**Supplied records**.
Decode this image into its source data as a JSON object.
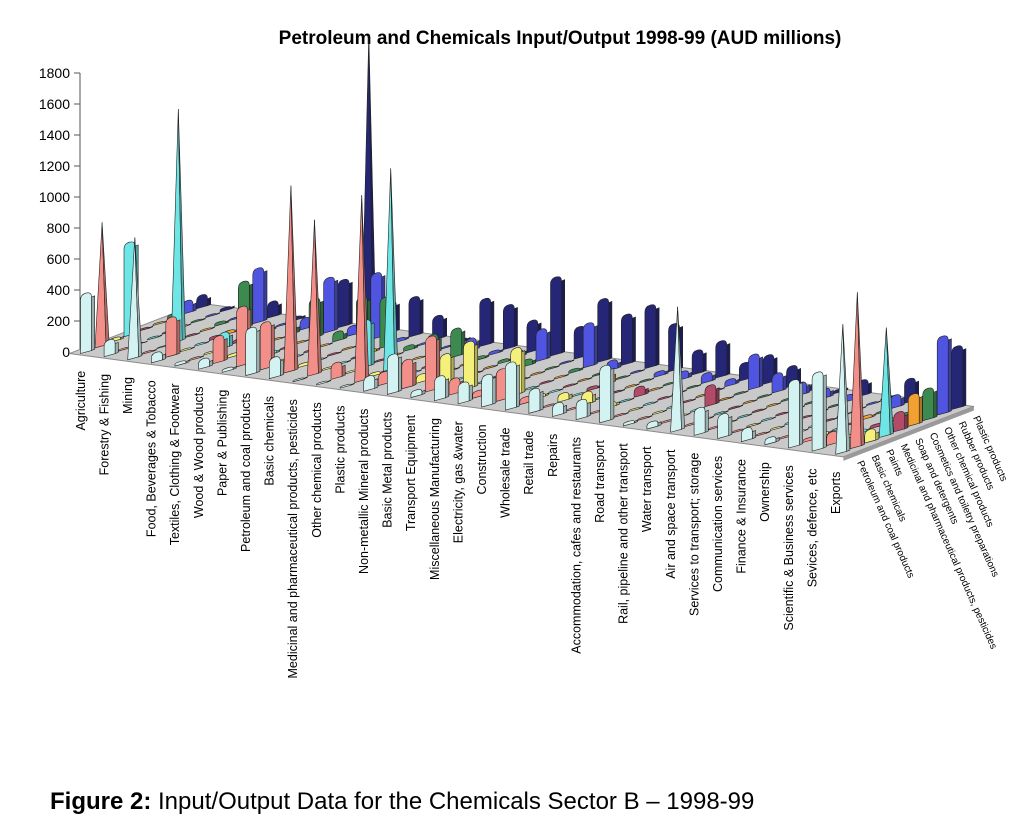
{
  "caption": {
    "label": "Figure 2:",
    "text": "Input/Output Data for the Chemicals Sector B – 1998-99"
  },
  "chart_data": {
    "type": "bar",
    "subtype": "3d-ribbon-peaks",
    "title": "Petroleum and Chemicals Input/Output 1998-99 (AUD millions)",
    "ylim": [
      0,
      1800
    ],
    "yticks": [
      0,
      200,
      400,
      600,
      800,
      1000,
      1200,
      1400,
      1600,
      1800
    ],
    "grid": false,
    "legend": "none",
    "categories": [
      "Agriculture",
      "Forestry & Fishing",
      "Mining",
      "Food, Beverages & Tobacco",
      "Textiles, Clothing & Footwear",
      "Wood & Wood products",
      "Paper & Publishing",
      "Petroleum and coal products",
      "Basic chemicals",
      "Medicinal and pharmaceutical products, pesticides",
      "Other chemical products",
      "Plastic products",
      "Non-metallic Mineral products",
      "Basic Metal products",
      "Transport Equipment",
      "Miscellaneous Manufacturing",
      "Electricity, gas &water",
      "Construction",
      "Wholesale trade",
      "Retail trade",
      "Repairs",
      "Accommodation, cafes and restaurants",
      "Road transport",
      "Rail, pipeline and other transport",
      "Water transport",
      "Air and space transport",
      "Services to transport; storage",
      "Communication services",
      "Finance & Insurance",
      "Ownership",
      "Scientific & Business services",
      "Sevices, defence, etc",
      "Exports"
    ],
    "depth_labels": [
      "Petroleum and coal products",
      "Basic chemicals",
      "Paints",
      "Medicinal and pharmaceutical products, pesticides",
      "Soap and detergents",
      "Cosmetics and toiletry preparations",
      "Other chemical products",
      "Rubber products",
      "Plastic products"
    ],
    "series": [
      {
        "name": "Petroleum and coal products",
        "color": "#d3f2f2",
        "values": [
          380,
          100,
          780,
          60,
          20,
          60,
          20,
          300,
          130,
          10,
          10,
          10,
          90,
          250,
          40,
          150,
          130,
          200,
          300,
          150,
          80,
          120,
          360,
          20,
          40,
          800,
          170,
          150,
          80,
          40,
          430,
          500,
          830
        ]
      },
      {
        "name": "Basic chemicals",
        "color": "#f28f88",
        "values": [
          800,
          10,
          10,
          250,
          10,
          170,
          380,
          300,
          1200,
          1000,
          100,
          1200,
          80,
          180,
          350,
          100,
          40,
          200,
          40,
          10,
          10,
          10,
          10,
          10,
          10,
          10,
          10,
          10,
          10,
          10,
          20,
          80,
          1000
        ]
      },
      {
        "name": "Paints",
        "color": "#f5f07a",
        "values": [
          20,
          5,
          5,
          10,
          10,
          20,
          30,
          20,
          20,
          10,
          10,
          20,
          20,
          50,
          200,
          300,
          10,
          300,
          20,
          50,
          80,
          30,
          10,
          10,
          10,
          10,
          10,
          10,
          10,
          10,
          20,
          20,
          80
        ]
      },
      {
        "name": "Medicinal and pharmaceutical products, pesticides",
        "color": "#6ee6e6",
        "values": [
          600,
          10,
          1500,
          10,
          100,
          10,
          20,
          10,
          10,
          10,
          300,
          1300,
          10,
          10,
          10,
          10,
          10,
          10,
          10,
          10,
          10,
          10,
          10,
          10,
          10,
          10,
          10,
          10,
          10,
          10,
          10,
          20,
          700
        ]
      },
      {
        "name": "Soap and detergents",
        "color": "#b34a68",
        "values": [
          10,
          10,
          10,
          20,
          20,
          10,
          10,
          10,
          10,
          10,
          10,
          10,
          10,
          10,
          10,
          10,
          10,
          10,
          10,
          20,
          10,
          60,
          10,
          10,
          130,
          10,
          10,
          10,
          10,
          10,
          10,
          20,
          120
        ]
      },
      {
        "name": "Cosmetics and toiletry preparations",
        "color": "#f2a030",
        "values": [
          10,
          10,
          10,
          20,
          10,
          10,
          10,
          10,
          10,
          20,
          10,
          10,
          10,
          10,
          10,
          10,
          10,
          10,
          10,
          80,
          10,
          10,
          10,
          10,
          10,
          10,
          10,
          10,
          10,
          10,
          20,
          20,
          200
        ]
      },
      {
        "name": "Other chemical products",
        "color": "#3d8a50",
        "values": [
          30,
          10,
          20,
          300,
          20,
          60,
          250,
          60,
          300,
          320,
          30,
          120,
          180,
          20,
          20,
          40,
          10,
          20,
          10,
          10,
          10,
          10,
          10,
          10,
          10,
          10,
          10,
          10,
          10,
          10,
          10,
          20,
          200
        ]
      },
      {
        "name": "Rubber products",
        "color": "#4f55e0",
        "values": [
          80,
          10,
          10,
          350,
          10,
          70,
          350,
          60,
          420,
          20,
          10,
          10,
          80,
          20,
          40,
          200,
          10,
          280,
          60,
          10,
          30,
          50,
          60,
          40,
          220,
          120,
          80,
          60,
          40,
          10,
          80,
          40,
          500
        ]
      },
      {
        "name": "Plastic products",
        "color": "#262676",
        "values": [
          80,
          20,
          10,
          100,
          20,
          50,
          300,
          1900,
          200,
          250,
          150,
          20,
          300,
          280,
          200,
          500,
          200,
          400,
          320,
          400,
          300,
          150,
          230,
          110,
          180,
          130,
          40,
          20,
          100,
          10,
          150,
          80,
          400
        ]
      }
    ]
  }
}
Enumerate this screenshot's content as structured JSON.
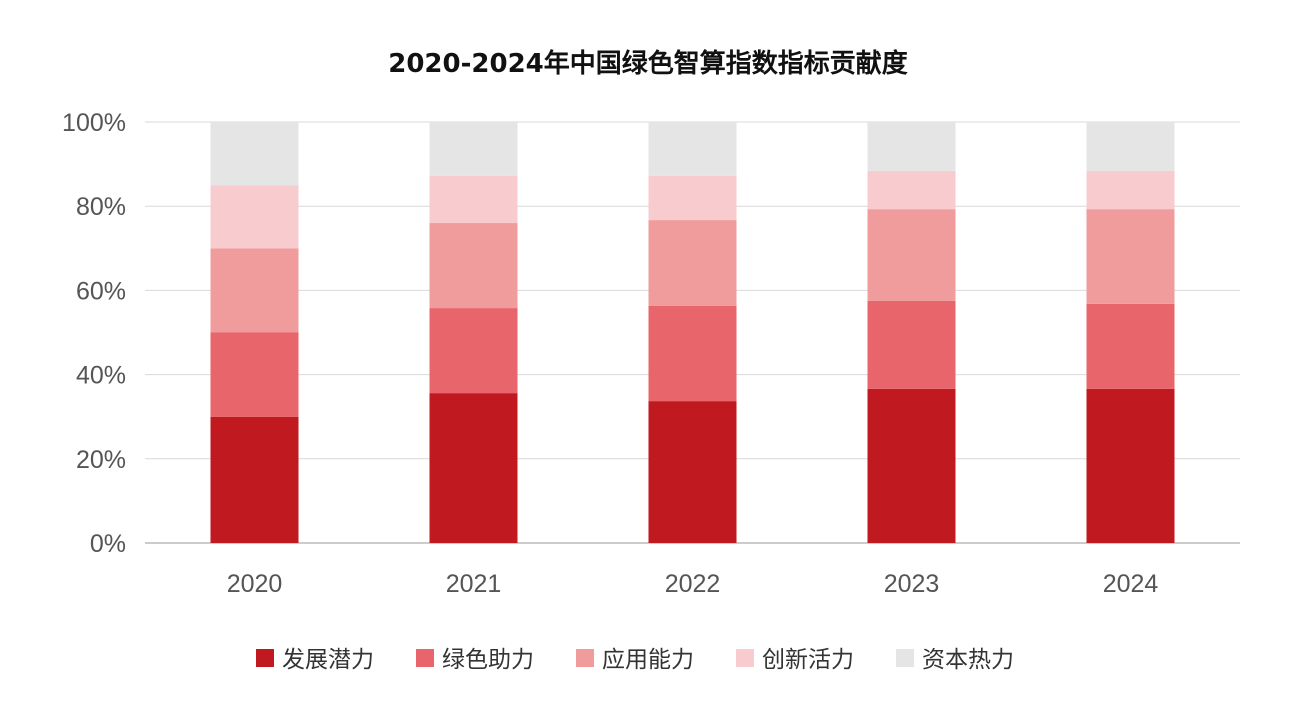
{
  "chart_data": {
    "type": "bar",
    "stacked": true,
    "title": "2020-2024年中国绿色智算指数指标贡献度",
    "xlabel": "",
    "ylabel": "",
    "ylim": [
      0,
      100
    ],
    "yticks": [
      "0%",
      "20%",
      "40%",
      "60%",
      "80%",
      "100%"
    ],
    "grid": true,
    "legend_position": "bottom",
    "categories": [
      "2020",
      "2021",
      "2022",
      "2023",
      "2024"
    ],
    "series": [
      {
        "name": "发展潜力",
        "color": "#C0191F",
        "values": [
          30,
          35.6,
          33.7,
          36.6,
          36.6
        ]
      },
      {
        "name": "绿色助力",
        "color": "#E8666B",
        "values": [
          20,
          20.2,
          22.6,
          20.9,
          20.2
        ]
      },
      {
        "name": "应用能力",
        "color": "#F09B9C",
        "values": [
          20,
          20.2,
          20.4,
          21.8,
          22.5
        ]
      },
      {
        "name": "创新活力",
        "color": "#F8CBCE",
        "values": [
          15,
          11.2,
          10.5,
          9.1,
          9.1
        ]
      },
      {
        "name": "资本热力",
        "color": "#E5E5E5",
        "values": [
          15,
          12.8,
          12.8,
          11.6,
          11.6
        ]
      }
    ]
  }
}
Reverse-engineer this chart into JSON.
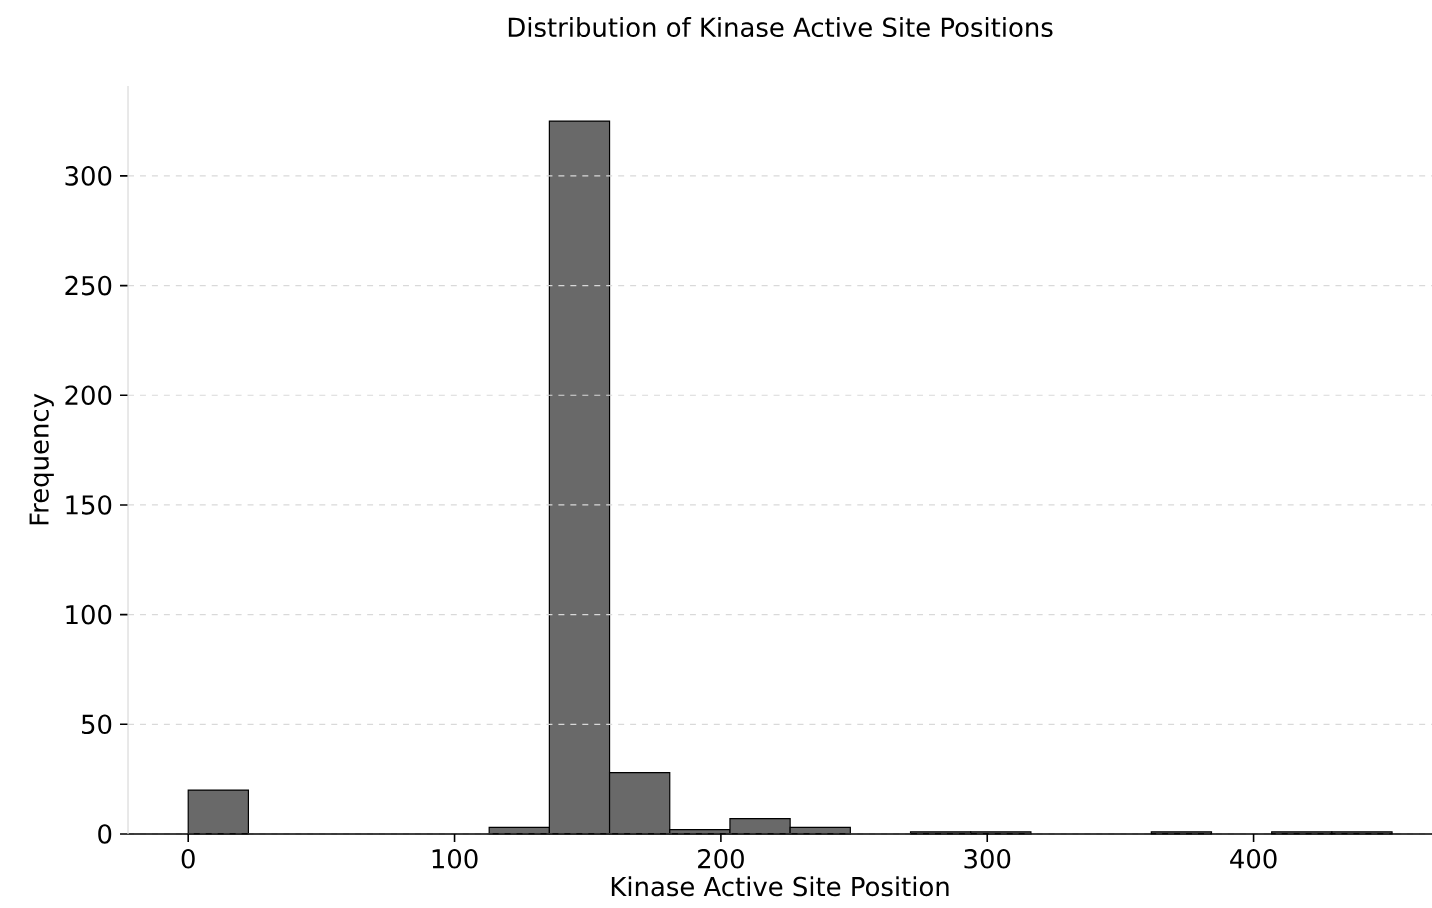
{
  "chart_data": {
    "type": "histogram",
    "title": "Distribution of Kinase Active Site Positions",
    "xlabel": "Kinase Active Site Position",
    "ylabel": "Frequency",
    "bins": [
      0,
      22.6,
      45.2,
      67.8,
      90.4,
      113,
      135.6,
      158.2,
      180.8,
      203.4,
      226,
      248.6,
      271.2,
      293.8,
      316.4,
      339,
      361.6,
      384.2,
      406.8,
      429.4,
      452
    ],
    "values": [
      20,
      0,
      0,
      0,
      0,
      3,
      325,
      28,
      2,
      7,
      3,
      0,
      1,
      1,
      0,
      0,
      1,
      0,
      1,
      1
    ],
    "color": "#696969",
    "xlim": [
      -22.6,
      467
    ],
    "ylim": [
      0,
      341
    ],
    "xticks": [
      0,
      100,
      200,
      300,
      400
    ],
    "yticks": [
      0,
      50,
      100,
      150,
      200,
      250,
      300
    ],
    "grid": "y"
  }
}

**Short exercise**. Transcribe each entry above exactly, apart from the pictures.

**Finished exercise**.
Decode this image into its source data as a JSON object.
{
  "caption": {
    "label": "Figure 2:",
    "text": "Input/Output Data for the Chemicals Sector B – 1998-99"
  },
  "chart_data": {
    "type": "bar",
    "subtype": "3d-ribbon-peaks",
    "title": "Petroleum and Chemicals Input/Output 1998-99 (AUD millions)",
    "ylim": [
      0,
      1800
    ],
    "yticks": [
      0,
      200,
      400,
      600,
      800,
      1000,
      1200,
      1400,
      1600,
      1800
    ],
    "grid": false,
    "legend": "none",
    "categories": [
      "Agriculture",
      "Forestry & Fishing",
      "Mining",
      "Food, Beverages & Tobacco",
      "Textiles, Clothing & Footwear",
      "Wood & Wood products",
      "Paper & Publishing",
      "Petroleum and coal products",
      "Basic chemicals",
      "Medicinal and pharmaceutical products, pesticides",
      "Other chemical products",
      "Plastic products",
      "Non-metallic Mineral products",
      "Basic Metal products",
      "Transport Equipment",
      "Miscellaneous Manufacturing",
      "Electricity, gas &water",
      "Construction",
      "Wholesale trade",
      "Retail trade",
      "Repairs",
      "Accommodation, cafes and restaurants",
      "Road transport",
      "Rail, pipeline and other transport",
      "Water transport",
      "Air and space transport",
      "Services to transport; storage",
      "Communication services",
      "Finance & Insurance",
      "Ownership",
      "Scientific & Business services",
      "Sevices, defence, etc",
      "Exports"
    ],
    "depth_labels": [
      "Petroleum and coal products",
      "Basic chemicals",
      "Paints",
      "Medicinal and pharmaceutical products, pesticides",
      "Soap and detergents",
      "Cosmetics and toiletry preparations",
      "Other chemical products",
      "Rubber products",
      "Plastic products"
    ],
    "series": [
      {
        "name": "Petroleum and coal products",
        "color": "#d3f2f2",
        "values": [
          380,
          100,
          780,
          60,
          20,
          60,
          20,
          300,
          130,
          10,
          10,
          10,
          90,
          250,
          40,
          150,
          130,
          200,
          300,
          150,
          80,
          120,
          360,
          20,
          40,
          800,
          170,
          150,
          80,
          40,
          430,
          500,
          830
        ]
      },
      {
        "name": "Basic chemicals",
        "color": "#f28f88",
        "values": [
          800,
          10,
          10,
          250,
          10,
          170,
          380,
          300,
          1200,
          1000,
          100,
          1200,
          80,
          180,
          350,
          100,
          40,
          200,
          40,
          10,
          10,
          10,
          10,
          10,
          10,
          10,
          10,
          10,
          10,
          10,
          20,
          80,
          1000
        ]
      },
      {
        "name": "Paints",
        "color": "#f5f07a",
        "values": [
          20,
          5,
          5,
          10,
          10,
          20,
          30,
          20,
          20,
          10,
          10,
          20,
          20,
          50,
          200,
          300,
          10,
          300,
          20,
          50,
          80,
          30,
          10,
          10,
          10,
          10,
          10,
          10,
          10,
          10,
          20,
          20,
          80
        ]
      },
      {
        "name": "Medicinal and pharmaceutical products, pesticides",
        "color": "#6ee6e6",
        "values": [
          600,
          10,
          1500,
          10,
          100,
          10,
          20,
          10,
          10,
          10,
          300,
          1300,
          10,
          10,
          10,
          10,
          10,
          10,
          10,
          10,
          10,
          10,
          10,
          10,
          10,
          10,
          10,
          10,
          10,
          10,
          10,
          20,
          700
        ]
      },
      {
        "name": "Soap and detergents",
        "color": "#b34a68",
        "values": [
          10,
          10,
          10,
          20,
          20,
          10,
          10,
          10,
          10,
          10,
          10,
          10,
          10,
          10,
          10,
          10,
          10,
          10,
          10,
          20,
          10,
          60,
          10,
          10,
          130,
          10,
          10,
          10,
          10,
          10,
          10,
          20,
          120
        ]
      },
      {
        "name": "Cosmetics and toiletry preparations",
        "color": "#f2a030",
        "values": [
          10,
          10,
          10,
          20,
          10,
          10,
          10,
          10,
          10,
          20,
          10,
          10,
          10,
          10,
          10,
          10,
          10,
          10,
          10,
          80,
          10,
          10,
          10,
          10,
          10,
          10,
          10,
          10,
          10,
          10,
          20,
          20,
          200
        ]
      },
      {
        "name": "Other chemical products",
        "color": "#3d8a50",
        "values": [
          30,
          10,
          20,
          300,
          20,
          60,
          250,
          60,
          300,
          320,
          30,
          120,
          180,
          20,
          20,
          40,
          10,
          20,
          10,
          10,
          10,
          10,
          10,
          10,
          10,
          10,
          10,
          10,
          10,
          10,
          10,
          20,
          200
        ]
      },
      {
        "name": "Rubber products",
        "color": "#4f55e0",
        "values": [
          80,
          10,
          10,
          350,
          10,
          70,
          350,
          60,
          420,
          20,
          10,
          10,
          80,
          20,
          40,
          200,
          10,
          280,
          60,
          10,
          30,
          50,
          60,
          40,
          220,
          120,
          80,
          60,
          40,
          10,
          80,
          40,
          500
        ]
      },
      {
        "name": "Plastic products",
        "color": "#262676",
        "values": [
          80,
          20,
          10,
          100,
          20,
          50,
          300,
          1900,
          200,
          250,
          150,
          20,
          300,
          280,
          200,
          500,
          200,
          400,
          320,
          400,
          300,
          150,
          230,
          110,
          180,
          130,
          40,
          20,
          100,
          10,
          150,
          80,
          400
        ]
      }
    ]
  }
}
Enumerate this screenshot's content as structured JSON.
{
  "chart_data": {
    "type": "bar",
    "stacked": true,
    "title": "2020-2024年中国绿色智算指数指标贡献度",
    "xlabel": "",
    "ylabel": "",
    "ylim": [
      0,
      100
    ],
    "yticks": [
      "0%",
      "20%",
      "40%",
      "60%",
      "80%",
      "100%"
    ],
    "grid": true,
    "legend_position": "bottom",
    "categories": [
      "2020",
      "2021",
      "2022",
      "2023",
      "2024"
    ],
    "series": [
      {
        "name": "发展潜力",
        "color": "#C0191F",
        "values": [
          30,
          35.6,
          33.7,
          36.6,
          36.6
        ]
      },
      {
        "name": "绿色助力",
        "color": "#E8666B",
        "values": [
          20,
          20.2,
          22.6,
          20.9,
          20.2
        ]
      },
      {
        "name": "应用能力",
        "color": "#F09B9C",
        "values": [
          20,
          20.2,
          20.4,
          21.8,
          22.5
        ]
      },
      {
        "name": "创新活力",
        "color": "#F8CBCE",
        "values": [
          15,
          11.2,
          10.5,
          9.1,
          9.1
        ]
      },
      {
        "name": "资本热力",
        "color": "#E5E5E5",
        "values": [
          15,
          12.8,
          12.8,
          11.6,
          11.6
        ]
      }
    ]
  }
}
Reverse-engineer this chart into JSON.
{
  "chart_data": {
    "type": "histogram",
    "title": "Distribution of Kinase Active Site Positions",
    "xlabel": "Kinase Active Site Position",
    "ylabel": "Frequency",
    "bins": [
      0,
      22.6,
      45.2,
      67.8,
      90.4,
      113,
      135.6,
      158.2,
      180.8,
      203.4,
      226,
      248.6,
      271.2,
      293.8,
      316.4,
      339,
      361.6,
      384.2,
      406.8,
      429.4,
      452
    ],
    "values": [
      20,
      0,
      0,
      0,
      0,
      3,
      325,
      28,
      2,
      7,
      3,
      0,
      1,
      1,
      0,
      0,
      1,
      0,
      1,
      1
    ],
    "color": "#696969",
    "xlim": [
      -22.6,
      467
    ],
    "ylim": [
      0,
      341
    ],
    "xticks": [
      0,
      100,
      200,
      300,
      400
    ],
    "yticks": [
      0,
      50,
      100,
      150,
      200,
      250,
      300
    ],
    "grid": "y"
  }
}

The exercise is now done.